Determine how many lines of this material contain "exposure". Give only the number.
◆ ◆ ◆ ◆ ◆
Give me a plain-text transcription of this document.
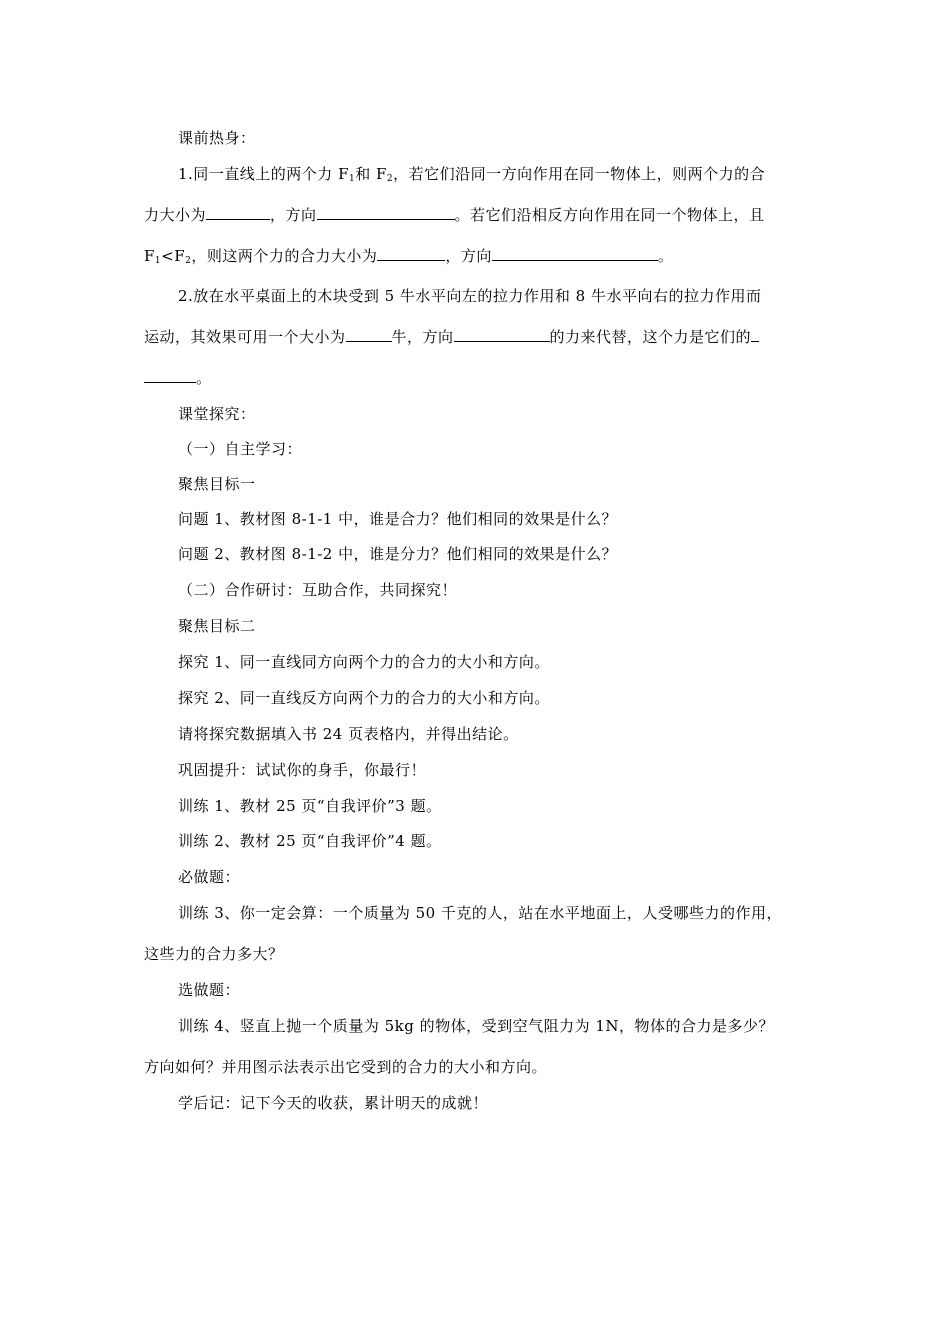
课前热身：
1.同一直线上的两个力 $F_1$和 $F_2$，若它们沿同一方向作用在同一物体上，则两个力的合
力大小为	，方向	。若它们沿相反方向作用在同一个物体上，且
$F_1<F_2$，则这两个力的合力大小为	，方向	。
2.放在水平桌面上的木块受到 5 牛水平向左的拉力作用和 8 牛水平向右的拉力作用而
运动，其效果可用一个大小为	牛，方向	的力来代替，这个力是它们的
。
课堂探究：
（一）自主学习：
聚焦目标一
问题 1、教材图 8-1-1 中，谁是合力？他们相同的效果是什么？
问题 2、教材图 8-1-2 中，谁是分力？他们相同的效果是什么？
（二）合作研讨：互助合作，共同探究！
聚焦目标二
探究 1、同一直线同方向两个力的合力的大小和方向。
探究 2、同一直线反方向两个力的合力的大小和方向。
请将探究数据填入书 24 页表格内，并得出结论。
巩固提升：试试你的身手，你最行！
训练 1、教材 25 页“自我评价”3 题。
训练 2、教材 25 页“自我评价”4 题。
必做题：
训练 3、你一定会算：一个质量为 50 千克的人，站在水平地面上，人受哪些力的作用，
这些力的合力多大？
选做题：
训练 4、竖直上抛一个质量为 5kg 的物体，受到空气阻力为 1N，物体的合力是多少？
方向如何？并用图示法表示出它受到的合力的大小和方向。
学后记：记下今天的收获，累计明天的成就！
◆ ◆ ◆ ◆ ◆
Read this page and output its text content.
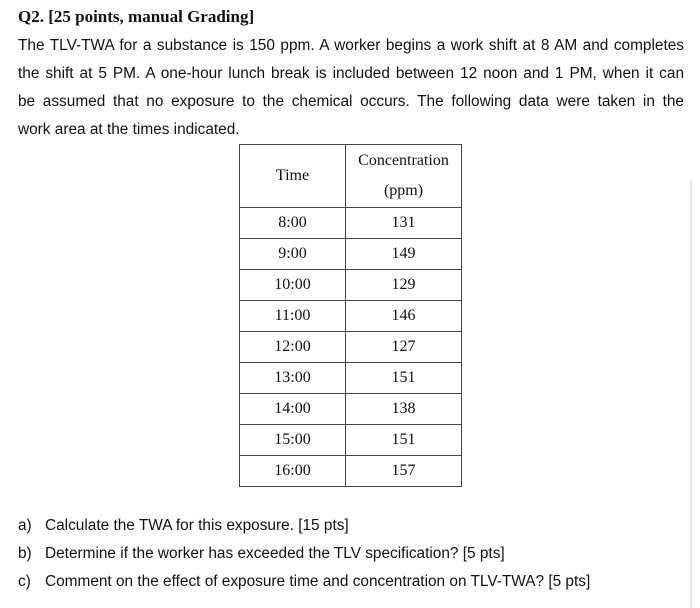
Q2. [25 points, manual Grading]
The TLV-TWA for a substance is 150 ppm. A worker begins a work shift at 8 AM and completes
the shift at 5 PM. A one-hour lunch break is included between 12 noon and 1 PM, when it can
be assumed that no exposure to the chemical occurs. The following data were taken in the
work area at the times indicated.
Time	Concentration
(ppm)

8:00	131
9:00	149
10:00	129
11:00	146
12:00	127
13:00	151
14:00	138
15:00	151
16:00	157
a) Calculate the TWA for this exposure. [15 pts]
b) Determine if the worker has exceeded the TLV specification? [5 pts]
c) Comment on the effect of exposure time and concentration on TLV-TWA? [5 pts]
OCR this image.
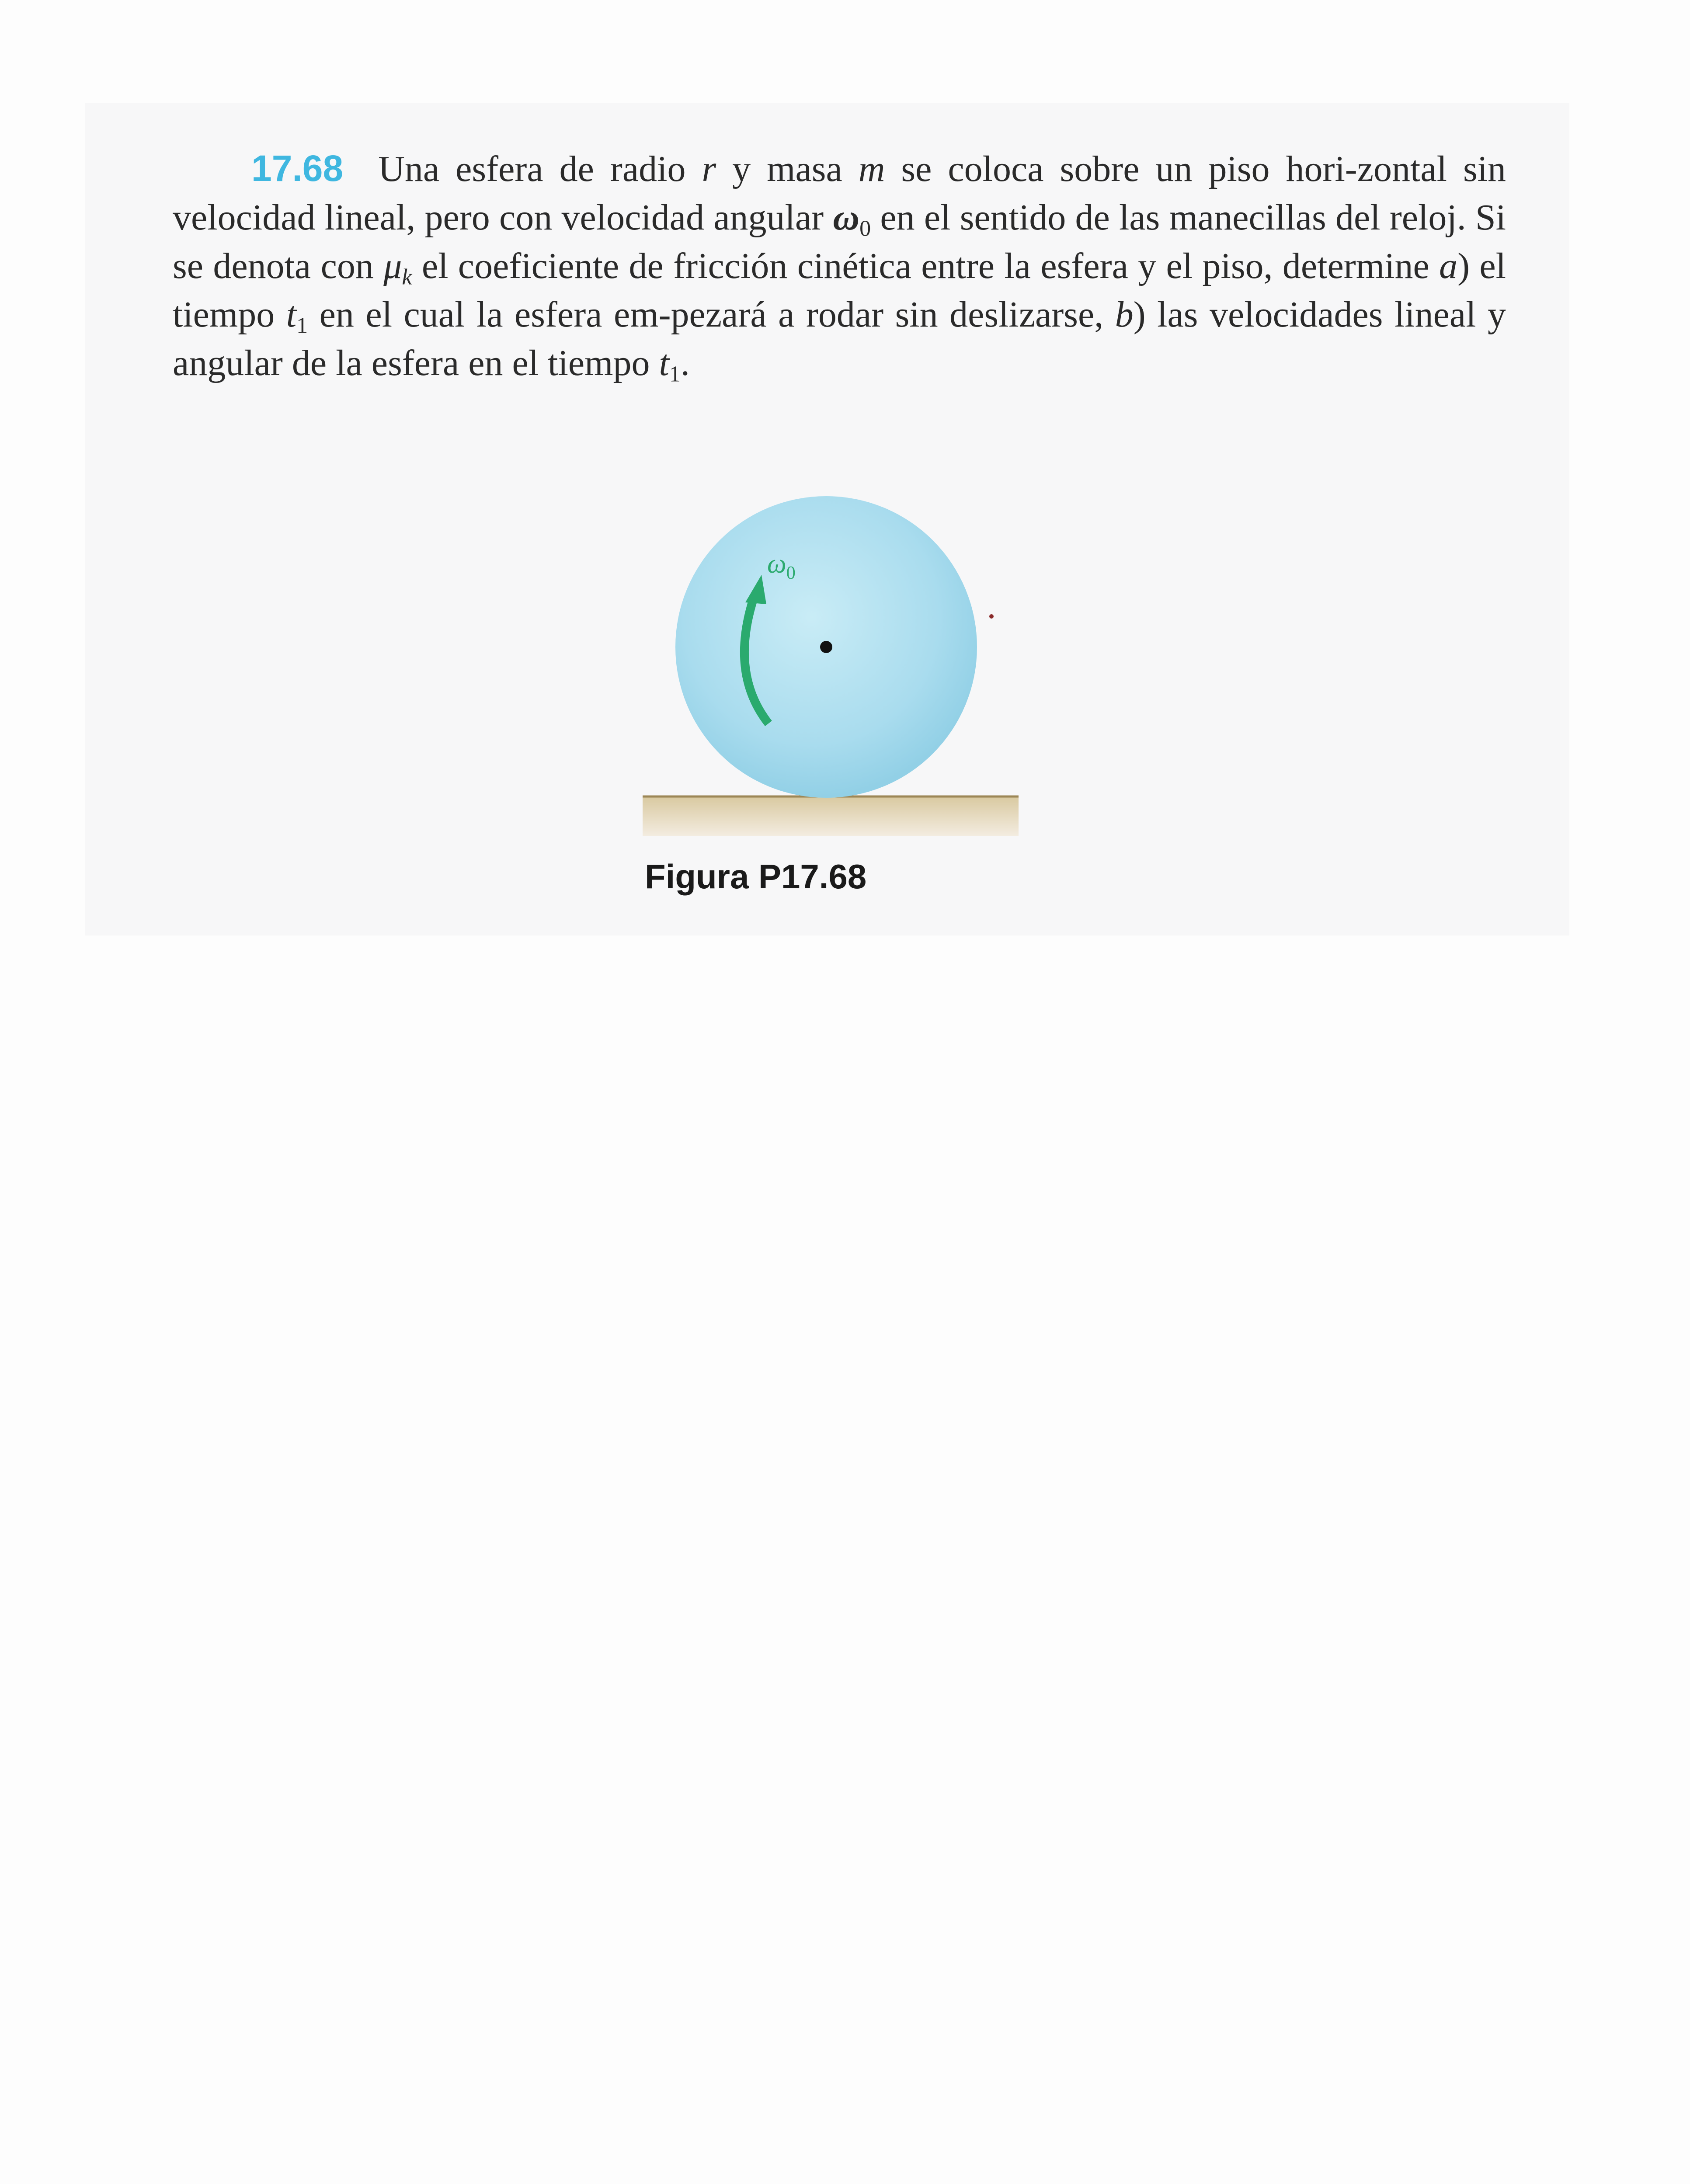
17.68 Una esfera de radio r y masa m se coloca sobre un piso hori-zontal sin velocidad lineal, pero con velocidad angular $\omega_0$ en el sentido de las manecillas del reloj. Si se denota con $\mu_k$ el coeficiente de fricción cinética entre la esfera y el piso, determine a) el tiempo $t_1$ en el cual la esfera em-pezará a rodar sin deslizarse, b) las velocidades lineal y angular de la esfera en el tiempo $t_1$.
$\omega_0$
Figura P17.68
◆ ◆ ◆ ◆ ◆
Exercise response -> 3